**SOURCE EXCERPT:**
** START **

Last update - Thursday, June 26, 2008, 00:00 By Metro Éireann

Like everyone else, I am thoroughly fed up with the coverage of the ‘no’ vote on the Lisbon Treaty. Like many of my friends, but also like the Government, I believe the vote signalled true democracy – the people had their say. 

 Before I go any further let me say straight out: I voted ‘no’ in the Lisbon Treaty referendum for a variety of reasons, the main one being the potential of militarisation. I liked the ‘People before Profit’ coalition’s slogan – ‘For a Europe for people – not profit or war’ – and believed then, as I do now, that our politicians asked us to trust them although they spent almost no time putting a clear case for a ‘yes’ vote. While I do agree with the ‘yes’ voters that the EU did have some good influence on Ireland, by and large the ‘no’ vote was democracy in action, and the result will no doubt lead to some serious rethinking in Europe.

** END **

**THE REQUEST:** Extend the opinion piece on Ireland's 'no' vote in the Lisbon Treaty referendum, starting right after its final sentence.

**RECORDS SHOWN:**
** START **

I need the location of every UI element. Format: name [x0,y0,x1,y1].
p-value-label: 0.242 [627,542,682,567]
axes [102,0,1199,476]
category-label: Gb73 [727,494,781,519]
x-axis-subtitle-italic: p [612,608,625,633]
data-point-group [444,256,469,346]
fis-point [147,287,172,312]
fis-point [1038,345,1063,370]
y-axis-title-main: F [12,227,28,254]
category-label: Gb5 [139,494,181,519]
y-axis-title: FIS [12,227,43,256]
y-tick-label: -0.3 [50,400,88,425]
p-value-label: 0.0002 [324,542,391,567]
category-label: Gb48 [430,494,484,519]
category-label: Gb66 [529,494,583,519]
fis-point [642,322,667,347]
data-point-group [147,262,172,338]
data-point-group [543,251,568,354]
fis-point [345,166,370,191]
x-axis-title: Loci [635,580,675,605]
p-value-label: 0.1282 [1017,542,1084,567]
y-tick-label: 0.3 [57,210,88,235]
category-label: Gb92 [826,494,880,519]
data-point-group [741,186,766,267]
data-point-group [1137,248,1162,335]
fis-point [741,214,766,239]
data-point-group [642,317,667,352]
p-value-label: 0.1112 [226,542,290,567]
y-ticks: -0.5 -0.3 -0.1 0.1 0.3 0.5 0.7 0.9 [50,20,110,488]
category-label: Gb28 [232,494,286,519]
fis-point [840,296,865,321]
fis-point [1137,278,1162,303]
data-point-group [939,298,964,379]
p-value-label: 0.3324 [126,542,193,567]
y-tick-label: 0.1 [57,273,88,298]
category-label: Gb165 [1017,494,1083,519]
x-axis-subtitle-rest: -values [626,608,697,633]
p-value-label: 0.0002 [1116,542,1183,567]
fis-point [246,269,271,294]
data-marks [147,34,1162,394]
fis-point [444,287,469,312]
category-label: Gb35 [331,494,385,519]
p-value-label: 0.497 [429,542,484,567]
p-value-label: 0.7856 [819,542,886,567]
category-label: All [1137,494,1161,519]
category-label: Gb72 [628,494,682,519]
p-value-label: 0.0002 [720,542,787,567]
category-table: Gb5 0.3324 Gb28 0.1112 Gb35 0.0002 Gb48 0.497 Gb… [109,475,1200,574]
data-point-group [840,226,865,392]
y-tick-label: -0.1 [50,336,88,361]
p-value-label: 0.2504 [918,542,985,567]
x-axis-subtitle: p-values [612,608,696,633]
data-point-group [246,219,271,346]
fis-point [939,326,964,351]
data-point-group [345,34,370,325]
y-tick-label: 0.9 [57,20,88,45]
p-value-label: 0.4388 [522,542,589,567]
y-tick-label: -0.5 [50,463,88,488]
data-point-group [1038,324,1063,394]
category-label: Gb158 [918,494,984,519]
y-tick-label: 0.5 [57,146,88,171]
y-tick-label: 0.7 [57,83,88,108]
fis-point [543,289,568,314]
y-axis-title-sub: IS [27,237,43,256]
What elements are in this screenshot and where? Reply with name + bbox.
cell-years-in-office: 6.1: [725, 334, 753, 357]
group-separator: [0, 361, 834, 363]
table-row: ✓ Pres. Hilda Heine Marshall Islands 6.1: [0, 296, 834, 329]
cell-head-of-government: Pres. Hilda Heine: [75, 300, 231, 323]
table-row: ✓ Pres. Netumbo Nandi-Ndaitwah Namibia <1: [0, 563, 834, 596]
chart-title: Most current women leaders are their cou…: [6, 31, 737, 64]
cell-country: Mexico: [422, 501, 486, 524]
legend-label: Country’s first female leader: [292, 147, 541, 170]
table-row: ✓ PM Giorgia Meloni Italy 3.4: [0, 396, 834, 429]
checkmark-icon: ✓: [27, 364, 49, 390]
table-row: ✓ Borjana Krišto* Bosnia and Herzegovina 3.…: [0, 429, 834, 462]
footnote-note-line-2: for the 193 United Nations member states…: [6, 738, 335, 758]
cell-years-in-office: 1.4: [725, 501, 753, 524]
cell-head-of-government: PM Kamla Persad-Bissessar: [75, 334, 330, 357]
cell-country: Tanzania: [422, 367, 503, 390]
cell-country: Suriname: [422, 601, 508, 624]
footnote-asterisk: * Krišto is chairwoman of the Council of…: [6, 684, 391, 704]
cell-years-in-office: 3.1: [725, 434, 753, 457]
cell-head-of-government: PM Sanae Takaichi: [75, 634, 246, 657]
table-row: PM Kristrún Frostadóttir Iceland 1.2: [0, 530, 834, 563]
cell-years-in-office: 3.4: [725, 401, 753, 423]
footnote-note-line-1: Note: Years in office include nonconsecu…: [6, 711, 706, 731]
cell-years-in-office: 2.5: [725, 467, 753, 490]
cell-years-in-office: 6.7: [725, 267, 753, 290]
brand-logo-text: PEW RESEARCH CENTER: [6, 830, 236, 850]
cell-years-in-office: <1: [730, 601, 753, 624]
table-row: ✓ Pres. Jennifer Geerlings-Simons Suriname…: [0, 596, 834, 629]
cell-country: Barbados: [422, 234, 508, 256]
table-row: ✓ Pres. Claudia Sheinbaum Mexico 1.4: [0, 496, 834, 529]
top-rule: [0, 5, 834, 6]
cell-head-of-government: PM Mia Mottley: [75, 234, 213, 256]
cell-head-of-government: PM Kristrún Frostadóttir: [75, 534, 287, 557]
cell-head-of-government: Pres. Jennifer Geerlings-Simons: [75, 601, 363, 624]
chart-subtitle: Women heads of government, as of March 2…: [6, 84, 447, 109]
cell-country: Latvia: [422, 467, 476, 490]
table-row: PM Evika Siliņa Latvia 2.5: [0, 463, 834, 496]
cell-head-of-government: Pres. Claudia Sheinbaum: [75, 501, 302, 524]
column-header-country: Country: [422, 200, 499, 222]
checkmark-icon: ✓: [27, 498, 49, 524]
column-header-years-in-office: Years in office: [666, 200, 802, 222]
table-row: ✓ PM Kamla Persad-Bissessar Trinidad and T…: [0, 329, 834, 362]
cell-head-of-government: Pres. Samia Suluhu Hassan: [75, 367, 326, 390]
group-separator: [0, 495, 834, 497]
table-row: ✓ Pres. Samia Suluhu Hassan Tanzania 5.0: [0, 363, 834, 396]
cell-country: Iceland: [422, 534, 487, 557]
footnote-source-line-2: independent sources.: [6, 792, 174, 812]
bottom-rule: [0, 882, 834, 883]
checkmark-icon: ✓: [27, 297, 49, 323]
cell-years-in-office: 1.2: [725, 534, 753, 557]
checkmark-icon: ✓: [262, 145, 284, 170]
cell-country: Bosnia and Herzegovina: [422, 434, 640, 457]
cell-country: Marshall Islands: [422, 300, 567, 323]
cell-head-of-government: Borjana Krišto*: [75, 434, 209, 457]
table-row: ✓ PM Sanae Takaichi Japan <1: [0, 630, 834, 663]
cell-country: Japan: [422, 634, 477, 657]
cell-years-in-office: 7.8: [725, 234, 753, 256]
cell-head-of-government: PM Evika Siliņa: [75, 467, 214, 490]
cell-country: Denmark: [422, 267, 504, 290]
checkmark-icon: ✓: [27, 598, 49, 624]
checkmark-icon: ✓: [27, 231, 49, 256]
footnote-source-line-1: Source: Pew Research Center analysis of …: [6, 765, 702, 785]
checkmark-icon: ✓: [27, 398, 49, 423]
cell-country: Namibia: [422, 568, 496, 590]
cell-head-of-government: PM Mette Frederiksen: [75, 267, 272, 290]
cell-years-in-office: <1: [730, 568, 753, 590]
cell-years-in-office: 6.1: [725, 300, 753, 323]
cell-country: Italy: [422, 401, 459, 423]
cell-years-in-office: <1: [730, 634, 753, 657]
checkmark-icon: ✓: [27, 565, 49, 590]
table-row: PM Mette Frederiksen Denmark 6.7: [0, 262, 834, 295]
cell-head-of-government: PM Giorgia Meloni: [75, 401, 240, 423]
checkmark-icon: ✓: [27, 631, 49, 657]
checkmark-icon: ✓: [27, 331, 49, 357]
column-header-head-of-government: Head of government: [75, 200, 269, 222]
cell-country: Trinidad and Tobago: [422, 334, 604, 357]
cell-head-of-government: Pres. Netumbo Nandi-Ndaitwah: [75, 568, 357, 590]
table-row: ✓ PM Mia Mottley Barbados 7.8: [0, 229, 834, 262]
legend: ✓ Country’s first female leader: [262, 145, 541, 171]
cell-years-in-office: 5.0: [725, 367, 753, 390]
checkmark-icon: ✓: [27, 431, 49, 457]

** END **

**OUTPUT:**
One important issue, however, did not get a proper airing in the post-referendum media coverage. While the issue of race and immigration did not surface openly, once the vote was cast, all the anti-immigration pundits climbed out of their holes. Suddenly people were telling The Guardian that they voted ‘no’ because migrant workers were undercutting them in the job market. And not so suddenly, the anti-immigrant Immigration Control Platform – which aims to “address the phenomenon of immigration to Ireland and to lobby Government for a tight immigration policy... in relation to asylum-seekers, refugees, and a determined response to all illegal immigration” – was also celebrating the rejection of the treaty.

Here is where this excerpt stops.